- _Dataset rows of page text_:

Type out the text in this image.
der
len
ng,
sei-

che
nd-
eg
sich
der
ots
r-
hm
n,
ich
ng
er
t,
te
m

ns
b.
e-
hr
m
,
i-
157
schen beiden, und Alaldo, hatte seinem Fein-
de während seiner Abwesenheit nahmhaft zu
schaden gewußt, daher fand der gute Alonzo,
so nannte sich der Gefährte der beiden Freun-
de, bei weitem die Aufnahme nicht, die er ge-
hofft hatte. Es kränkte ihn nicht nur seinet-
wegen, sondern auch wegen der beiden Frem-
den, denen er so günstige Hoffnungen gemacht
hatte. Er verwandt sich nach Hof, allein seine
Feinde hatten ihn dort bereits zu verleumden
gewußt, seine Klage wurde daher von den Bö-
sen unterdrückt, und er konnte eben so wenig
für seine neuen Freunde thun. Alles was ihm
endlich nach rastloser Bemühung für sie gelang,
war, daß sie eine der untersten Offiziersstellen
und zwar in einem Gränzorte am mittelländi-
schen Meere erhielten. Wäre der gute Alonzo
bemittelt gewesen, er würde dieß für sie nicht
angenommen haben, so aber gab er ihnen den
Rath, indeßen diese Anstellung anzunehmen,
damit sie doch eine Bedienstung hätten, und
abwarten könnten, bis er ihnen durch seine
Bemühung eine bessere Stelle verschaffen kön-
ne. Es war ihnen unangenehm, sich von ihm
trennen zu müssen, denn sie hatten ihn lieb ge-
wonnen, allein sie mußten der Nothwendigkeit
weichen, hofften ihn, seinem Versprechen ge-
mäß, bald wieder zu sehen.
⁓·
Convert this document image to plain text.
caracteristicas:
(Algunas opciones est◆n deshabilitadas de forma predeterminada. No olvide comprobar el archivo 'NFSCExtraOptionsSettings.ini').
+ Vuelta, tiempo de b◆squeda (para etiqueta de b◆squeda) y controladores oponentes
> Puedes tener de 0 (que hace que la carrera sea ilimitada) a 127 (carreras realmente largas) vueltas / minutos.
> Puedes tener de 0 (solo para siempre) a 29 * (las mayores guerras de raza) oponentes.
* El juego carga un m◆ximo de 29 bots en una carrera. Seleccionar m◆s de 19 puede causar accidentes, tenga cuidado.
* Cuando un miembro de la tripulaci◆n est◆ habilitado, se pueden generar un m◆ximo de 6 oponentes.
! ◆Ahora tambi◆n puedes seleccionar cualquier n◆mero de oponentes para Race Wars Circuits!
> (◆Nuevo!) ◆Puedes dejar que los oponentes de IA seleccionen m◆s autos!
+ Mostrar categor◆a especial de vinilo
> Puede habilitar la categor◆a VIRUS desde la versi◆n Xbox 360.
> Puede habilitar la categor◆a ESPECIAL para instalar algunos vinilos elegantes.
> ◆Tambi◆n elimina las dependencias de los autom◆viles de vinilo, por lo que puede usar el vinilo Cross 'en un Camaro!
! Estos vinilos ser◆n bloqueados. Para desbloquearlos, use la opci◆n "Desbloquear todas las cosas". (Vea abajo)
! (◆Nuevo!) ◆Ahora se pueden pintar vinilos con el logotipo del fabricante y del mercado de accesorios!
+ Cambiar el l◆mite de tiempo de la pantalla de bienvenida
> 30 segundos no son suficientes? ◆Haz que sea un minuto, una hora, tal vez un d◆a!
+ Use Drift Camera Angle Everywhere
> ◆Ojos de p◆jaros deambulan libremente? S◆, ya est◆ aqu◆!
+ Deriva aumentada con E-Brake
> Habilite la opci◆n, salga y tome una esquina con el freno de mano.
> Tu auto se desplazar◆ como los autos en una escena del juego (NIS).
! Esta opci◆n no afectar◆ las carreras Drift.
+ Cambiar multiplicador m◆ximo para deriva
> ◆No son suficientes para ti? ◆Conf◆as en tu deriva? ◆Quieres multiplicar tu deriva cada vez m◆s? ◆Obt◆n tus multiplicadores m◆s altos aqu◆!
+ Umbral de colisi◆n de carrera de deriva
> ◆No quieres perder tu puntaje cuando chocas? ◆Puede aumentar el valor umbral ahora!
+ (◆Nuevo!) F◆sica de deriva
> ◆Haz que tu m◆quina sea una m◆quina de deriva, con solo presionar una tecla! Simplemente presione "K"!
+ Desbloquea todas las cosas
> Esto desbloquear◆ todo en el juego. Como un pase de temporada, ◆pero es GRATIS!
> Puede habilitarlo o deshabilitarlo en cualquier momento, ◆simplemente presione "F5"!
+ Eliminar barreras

- _EXERCISE INSTRUCTIONS_: Repeat the full set of records above character for character.

- _RESULT BELOW_:
Type out the text in this image.
der
len
ng,
sei-

che
nd-
eg
sich
der
ots
r-
hm
n,
ich
ng
er
t,
te
m

ns
b.
e-
hr
m
,
i-
157
schen beiden, und Alaldo, hatte seinem Fein-
de während seiner Abwesenheit nahmhaft zu
schaden gewußt, daher fand der gute Alonzo,
so nannte sich der Gefährte der beiden Freun-
de, bei weitem die Aufnahme nicht, die er ge-
hofft hatte. Es kränkte ihn nicht nur seinet-
wegen, sondern auch wegen der beiden Frem-
den, denen er so günstige Hoffnungen gemacht
hatte. Er verwandt sich nach Hof, allein seine
Feinde hatten ihn dort bereits zu verleumden
gewußt, seine Klage wurde daher von den Bö-
sen unterdrückt, und er konnte eben so wenig
für seine neuen Freunde thun. Alles was ihm
endlich nach rastloser Bemühung für sie gelang,
war, daß sie eine der untersten Offiziersstellen
und zwar in einem Gränzorte am mittelländi-
schen Meere erhielten. Wäre der gute Alonzo
bemittelt gewesen, er würde dieß für sie nicht
angenommen haben, so aber gab er ihnen den
Rath, indeßen diese Anstellung anzunehmen,
damit sie doch eine Bedienstung hätten, und
abwarten könnten, bis er ihnen durch seine
Bemühung eine bessere Stelle verschaffen kön-
ne. Es war ihnen unangenehm, sich von ihm
trennen zu müssen, denn sie hatten ihn lieb ge-
wonnen, allein sie mußten der Nothwendigkeit
weichen, hofften ihn, seinem Versprechen ge-
mäß, bald wieder zu sehen.
⁓·
Convert this document image to plain text.
caracteristicas:
(Algunas opciones est◆n deshabilitadas de forma predeterminada. No olvide comprobar el archivo 'NFSCExtraOptionsSettings.ini').
+ Vuelta, tiempo de b◆squeda (para etiqueta de b◆squeda) y controladores oponentes
> Puedes tener de 0 (que hace que la carrera sea ilimitada) a 127 (carreras realmente largas) vueltas / minutos.
> Puedes tener de 0 (solo para siempre) a 29 * (las mayores guerras de raza) oponentes.
* El juego carga un m◆ximo de 29 bots en una carrera. Seleccionar m◆s de 19 puede causar accidentes, tenga cuidado.
* Cuando un miembro de la tripulaci◆n est◆ habilitado, se pueden generar un m◆ximo de 6 oponentes.
! ◆Ahora tambi◆n puedes seleccionar cualquier n◆mero de oponentes para Race Wars Circuits!
> (◆Nuevo!) ◆Puedes dejar que los oponentes de IA seleccionen m◆s autos!
+ Mostrar categor◆a especial de vinilo
> Puede habilitar la categor◆a VIRUS desde la versi◆n Xbox 360.
> Puede habilitar la categor◆a ESPECIAL para instalar algunos vinilos elegantes.
> ◆Tambi◆n elimina las dependencias de los autom◆viles de vinilo, por lo que puede usar el vinilo Cross 'en un Camaro!
! Estos vinilos ser◆n bloqueados. Para desbloquearlos, use la opci◆n "Desbloquear todas las cosas". (Vea abajo)
! (◆Nuevo!) ◆Ahora se pueden pintar vinilos con el logotipo del fabricante y del mercado de accesorios!
+ Cambiar el l◆mite de tiempo de la pantalla de bienvenida
> 30 segundos no son suficientes? ◆Haz que sea un minuto, una hora, tal vez un d◆a!
+ Use Drift Camera Angle Everywhere
> ◆Ojos de p◆jaros deambulan libremente? S◆, ya est◆ aqu◆!
+ Deriva aumentada con E-Brake
> Habilite la opci◆n, salga y tome una esquina con el freno de mano.
> Tu auto se desplazar◆ como los autos en una escena del juego (NIS).
! Esta opci◆n no afectar◆ las carreras Drift.
+ Cambiar multiplicador m◆ximo para deriva
> ◆No son suficientes para ti? ◆Conf◆as en tu deriva? ◆Quieres multiplicar tu deriva cada vez m◆s? ◆Obt◆n tus multiplicadores m◆s altos aqu◆!
+ Umbral de colisi◆n de carrera de deriva
> ◆No quieres perder tu puntaje cuando chocas? ◆Puede aumentar el valor umbral ahora!
+ (◆Nuevo!) F◆sica de deriva
> ◆Haz que tu m◆quina sea una m◆quina de deriva, con solo presionar una tecla! Simplemente presione "K"!
+ Desbloquea todas las cosas
> Esto desbloquear◆ todo en el juego. Como un pase de temporada, ◆pero es GRATIS!
> Puede habilitarlo o deshabilitarlo en cualquier momento, ◆simplemente presione "F5"!
+ Eliminar barreras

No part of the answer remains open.